* [Stated goal]
Copy the data exactly as it appears, and do not include any pictures.

* [Figure dataset records]
-.-.-
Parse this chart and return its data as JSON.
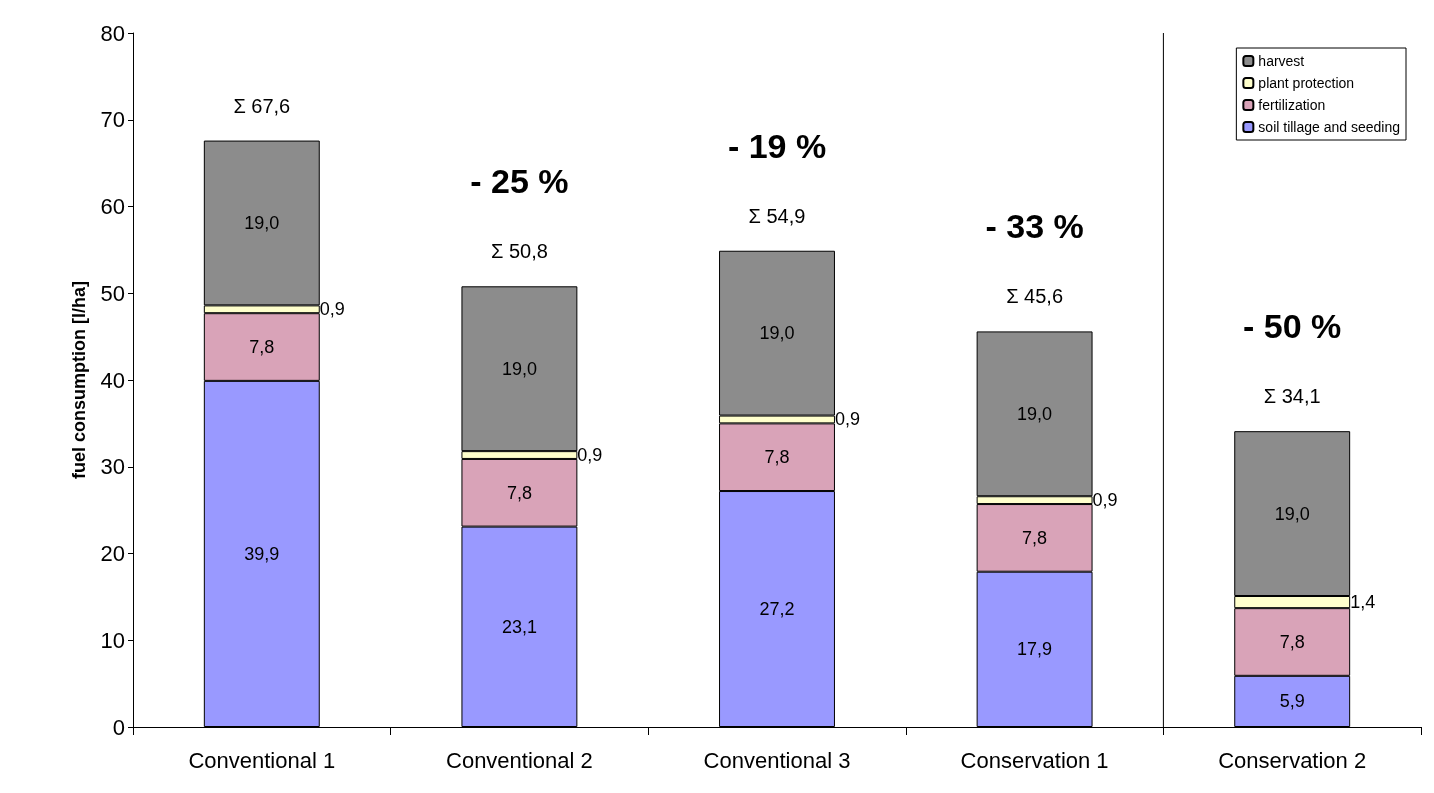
{
  "chart_data": {
    "type": "bar",
    "stacked": true,
    "ylabel": "fuel consumption [l/ha]",
    "categories": [
      "Conventional 1",
      "Conventional 2",
      "Conventional 3",
      "Conservation 1",
      "Conservation 2"
    ],
    "series": [
      {
        "name": "soil tillage and seeding",
        "color": "#9999ff",
        "values": [
          39.9,
          23.1,
          27.2,
          17.9,
          5.9
        ],
        "value_labels": [
          "39,9",
          "23,1",
          "27,2",
          "17,9",
          "5,9"
        ]
      },
      {
        "name": "fertilization",
        "color": "#d9a3b8",
        "values": [
          7.8,
          7.8,
          7.8,
          7.8,
          7.8
        ],
        "value_labels": [
          "7,8",
          "7,8",
          "7,8",
          "7,8",
          "7,8"
        ]
      },
      {
        "name": "plant protection",
        "color": "#ffffcc",
        "values": [
          0.9,
          0.9,
          0.9,
          0.9,
          1.4
        ],
        "value_labels": [
          "0,9",
          "0,9",
          "0,9",
          "0,9",
          "1,4"
        ]
      },
      {
        "name": "harvest",
        "color": "#8c8c8c",
        "values": [
          19.0,
          19.0,
          19.0,
          19.0,
          19.0
        ],
        "value_labels": [
          "19,0",
          "19,0",
          "19,0",
          "19,0",
          "19,0"
        ]
      }
    ],
    "totals": [
      "Σ 67,6",
      "Σ 50,8",
      "Σ 54,9",
      "Σ 45,6",
      "Σ 34,1"
    ],
    "annotations": [
      "- 25 %",
      "- 19 %",
      "- 33 %",
      "- 50 %"
    ],
    "ylim": [
      0,
      80
    ],
    "yticks": [
      0,
      10,
      20,
      30,
      40,
      50,
      60,
      70,
      80
    ],
    "grid": false,
    "legend": "top right"
  }
}
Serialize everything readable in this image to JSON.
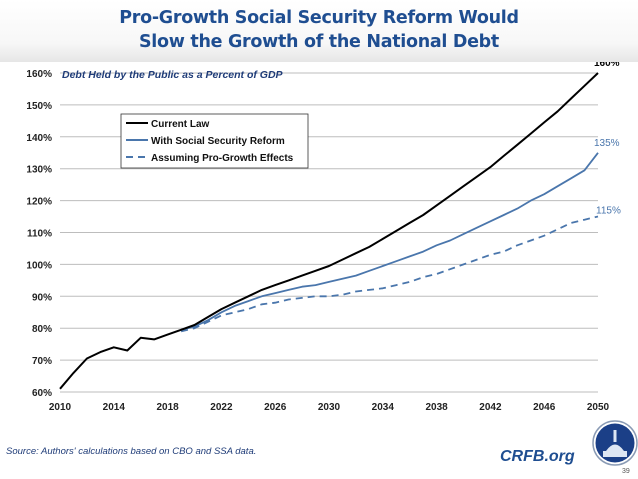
{
  "title": {
    "line1": "Pro-Growth Social Security Reform Would",
    "line2": "Slow the Growth of the National Debt"
  },
  "chart_data": {
    "type": "line",
    "title": "Debt Held by the Public as a Percent of GDP",
    "xlabel": "",
    "ylabel": "",
    "xlim": [
      2010,
      2050
    ],
    "ylim": [
      60,
      160
    ],
    "x_ticks": [
      "2010",
      "2014",
      "2018",
      "2022",
      "2026",
      "2030",
      "2034",
      "2038",
      "2042",
      "2046",
      "2050"
    ],
    "y_ticks": [
      "60%",
      "70%",
      "80%",
      "90%",
      "100%",
      "110%",
      "120%",
      "130%",
      "140%",
      "150%",
      "160%"
    ],
    "grid": true,
    "legend_position": "top-left",
    "series": [
      {
        "name": "Current Law",
        "color": "#000000",
        "style": "solid",
        "end_label": "160%",
        "x": [
          2010,
          2011,
          2012,
          2013,
          2014,
          2015,
          2016,
          2017,
          2018,
          2019,
          2020,
          2021,
          2022,
          2023,
          2024,
          2025,
          2026,
          2027,
          2028,
          2029,
          2030,
          2031,
          2032,
          2033,
          2034,
          2035,
          2036,
          2037,
          2038,
          2039,
          2040,
          2041,
          2042,
          2043,
          2044,
          2045,
          2046,
          2047,
          2048,
          2049,
          2050
        ],
        "y": [
          61,
          66,
          70.5,
          72.5,
          74,
          73,
          77,
          76.5,
          78,
          79.5,
          81,
          83.5,
          86,
          88,
          90,
          92,
          93.5,
          95,
          96.5,
          98,
          99.5,
          101.5,
          103.5,
          105.5,
          108,
          110.5,
          113,
          115.5,
          118.5,
          121.5,
          124.5,
          127.5,
          130.5,
          134,
          137.5,
          141,
          144.5,
          148,
          152,
          156,
          160
        ]
      },
      {
        "name": "With Social Security Reform",
        "color": "#4a76ac",
        "style": "solid",
        "end_label": "135%",
        "x": [
          2019,
          2020,
          2021,
          2022,
          2023,
          2024,
          2025,
          2026,
          2027,
          2028,
          2029,
          2030,
          2031,
          2032,
          2033,
          2034,
          2035,
          2036,
          2037,
          2038,
          2039,
          2040,
          2041,
          2042,
          2043,
          2044,
          2045,
          2046,
          2047,
          2048,
          2049,
          2050
        ],
        "y": [
          79.5,
          80.5,
          82.5,
          85,
          87,
          88.5,
          90,
          91,
          92,
          93,
          93.5,
          94.5,
          95.5,
          96.5,
          98,
          99.5,
          101,
          102.5,
          104,
          106,
          107.5,
          109.5,
          111.5,
          113.5,
          115.5,
          117.5,
          120,
          122,
          124.5,
          127,
          129.5,
          135
        ]
      },
      {
        "name": "Assuming Pro-Growth Effects",
        "color": "#4a76ac",
        "style": "dashed",
        "end_label": "115%",
        "x": [
          2019,
          2020,
          2021,
          2022,
          2023,
          2024,
          2025,
          2026,
          2027,
          2028,
          2029,
          2030,
          2031,
          2032,
          2033,
          2034,
          2035,
          2036,
          2037,
          2038,
          2039,
          2040,
          2041,
          2042,
          2043,
          2044,
          2045,
          2046,
          2047,
          2048,
          2049,
          2050
        ],
        "y": [
          79,
          80,
          82,
          84,
          85,
          86,
          87.5,
          88,
          89,
          89.5,
          90,
          90,
          90.5,
          91.5,
          92,
          92.5,
          93.5,
          94.5,
          96,
          97,
          98.5,
          100,
          101.5,
          103,
          104,
          106,
          107.5,
          109,
          111,
          113,
          114,
          115
        ]
      }
    ]
  },
  "footer": {
    "source": "Source: Authors' calculations based on CBO and SSA data.",
    "brand": "CRFB.org",
    "logo": "capitol-dome-logo",
    "slide_number": "39"
  }
}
-.-.-
* [Task output]
Parse this chart and return its data as JSON.
{
  "chart_data": {
    "type": "bar",
    "stacked": true,
    "ylabel": "fuel consumption [l/ha]",
    "categories": [
      "Conventional 1",
      "Conventional 2",
      "Conventional 3",
      "Conservation 1",
      "Conservation 2"
    ],
    "series": [
      {
        "name": "soil tillage and seeding",
        "color": "#9999ff",
        "values": [
          39.9,
          23.1,
          27.2,
          17.9,
          5.9
        ],
        "value_labels": [
          "39,9",
          "23,1",
          "27,2",
          "17,9",
          "5,9"
        ]
      },
      {
        "name": "fertilization",
        "color": "#d9a3b8",
        "values": [
          7.8,
          7.8,
          7.8,
          7.8,
          7.8
        ],
        "value_labels": [
          "7,8",
          "7,8",
          "7,8",
          "7,8",
          "7,8"
        ]
      },
      {
        "name": "plant protection",
        "color": "#ffffcc",
        "values": [
          0.9,
          0.9,
          0.9,
          0.9,
          1.4
        ],
        "value_labels": [
          "0,9",
          "0,9",
          "0,9",
          "0,9",
          "1,4"
        ]
      },
      {
        "name": "harvest",
        "color": "#8c8c8c",
        "values": [
          19.0,
          19.0,
          19.0,
          19.0,
          19.0
        ],
        "value_labels": [
          "19,0",
          "19,0",
          "19,0",
          "19,0",
          "19,0"
        ]
      }
    ],
    "totals": [
      "Σ 67,6",
      "Σ 50,8",
      "Σ 54,9",
      "Σ 45,6",
      "Σ 34,1"
    ],
    "annotations": [
      "- 25 %",
      "- 19 %",
      "- 33 %",
      "- 50 %"
    ],
    "ylim": [
      0,
      80
    ],
    "yticks": [
      0,
      10,
      20,
      30,
      40,
      50,
      60,
      70,
      80
    ],
    "grid": false,
    "legend": "top right"
  }
}
Serialize everything readable in this image to JSON.
{
  "title": {
    "line1": "Pro-Growth Social Security Reform Would",
    "line2": "Slow the Growth of the National Debt"
  },
  "chart_data": {
    "type": "line",
    "title": "Debt Held by the Public as a Percent of GDP",
    "xlabel": "",
    "ylabel": "",
    "xlim": [
      2010,
      2050
    ],
    "ylim": [
      60,
      160
    ],
    "x_ticks": [
      "2010",
      "2014",
      "2018",
      "2022",
      "2026",
      "2030",
      "2034",
      "2038",
      "2042",
      "2046",
      "2050"
    ],
    "y_ticks": [
      "60%",
      "70%",
      "80%",
      "90%",
      "100%",
      "110%",
      "120%",
      "130%",
      "140%",
      "150%",
      "160%"
    ],
    "grid": true,
    "legend_position": "top-left",
    "series": [
      {
        "name": "Current Law",
        "color": "#000000",
        "style": "solid",
        "end_label": "160%",
        "x": [
          2010,
          2011,
          2012,
          2013,
          2014,
          2015,
          2016,
          2017,
          2018,
          2019,
          2020,
          2021,
          2022,
          2023,
          2024,
          2025,
          2026,
          2027,
          2028,
          2029,
          2030,
          2031,
          2032,
          2033,
          2034,
          2035,
          2036,
          2037,
          2038,
          2039,
          2040,
          2041,
          2042,
          2043,
          2044,
          2045,
          2046,
          2047,
          2048,
          2049,
          2050
        ],
        "y": [
          61,
          66,
          70.5,
          72.5,
          74,
          73,
          77,
          76.5,
          78,
          79.5,
          81,
          83.5,
          86,
          88,
          90,
          92,
          93.5,
          95,
          96.5,
          98,
          99.5,
          101.5,
          103.5,
          105.5,
          108,
          110.5,
          113,
          115.5,
          118.5,
          121.5,
          124.5,
          127.5,
          130.5,
          134,
          137.5,
          141,
          144.5,
          148,
          152,
          156,
          160
        ]
      },
      {
        "name": "With Social Security Reform",
        "color": "#4a76ac",
        "style": "solid",
        "end_label": "135%",
        "x": [
          2019,
          2020,
          2021,
          2022,
          2023,
          2024,
          2025,
          2026,
          2027,
          2028,
          2029,
          2030,
          2031,
          2032,
          2033,
          2034,
          2035,
          2036,
          2037,
          2038,
          2039,
          2040,
          2041,
          2042,
          2043,
          2044,
          2045,
          2046,
          2047,
          2048,
          2049,
          2050
        ],
        "y": [
          79.5,
          80.5,
          82.5,
          85,
          87,
          88.5,
          90,
          91,
          92,
          93,
          93.5,
          94.5,
          95.5,
          96.5,
          98,
          99.5,
          101,
          102.5,
          104,
          106,
          107.5,
          109.5,
          111.5,
          113.5,
          115.5,
          117.5,
          120,
          122,
          124.5,
          127,
          129.5,
          135
        ]
      },
      {
        "name": "Assuming Pro-Growth Effects",
        "color": "#4a76ac",
        "style": "dashed",
        "end_label": "115%",
        "x": [
          2019,
          2020,
          2021,
          2022,
          2023,
          2024,
          2025,
          2026,
          2027,
          2028,
          2029,
          2030,
          2031,
          2032,
          2033,
          2034,
          2035,
          2036,
          2037,
          2038,
          2039,
          2040,
          2041,
          2042,
          2043,
          2044,
          2045,
          2046,
          2047,
          2048,
          2049,
          2050
        ],
        "y": [
          79,
          80,
          82,
          84,
          85,
          86,
          87.5,
          88,
          89,
          89.5,
          90,
          90,
          90.5,
          91.5,
          92,
          92.5,
          93.5,
          94.5,
          96,
          97,
          98.5,
          100,
          101.5,
          103,
          104,
          106,
          107.5,
          109,
          111,
          113,
          114,
          115
        ]
      }
    ]
  },
  "footer": {
    "source": "Source: Authors' calculations based on CBO and SSA data.",
    "brand": "CRFB.org",
    "logo": "capitol-dome-logo",
    "slide_number": "39"
  }
}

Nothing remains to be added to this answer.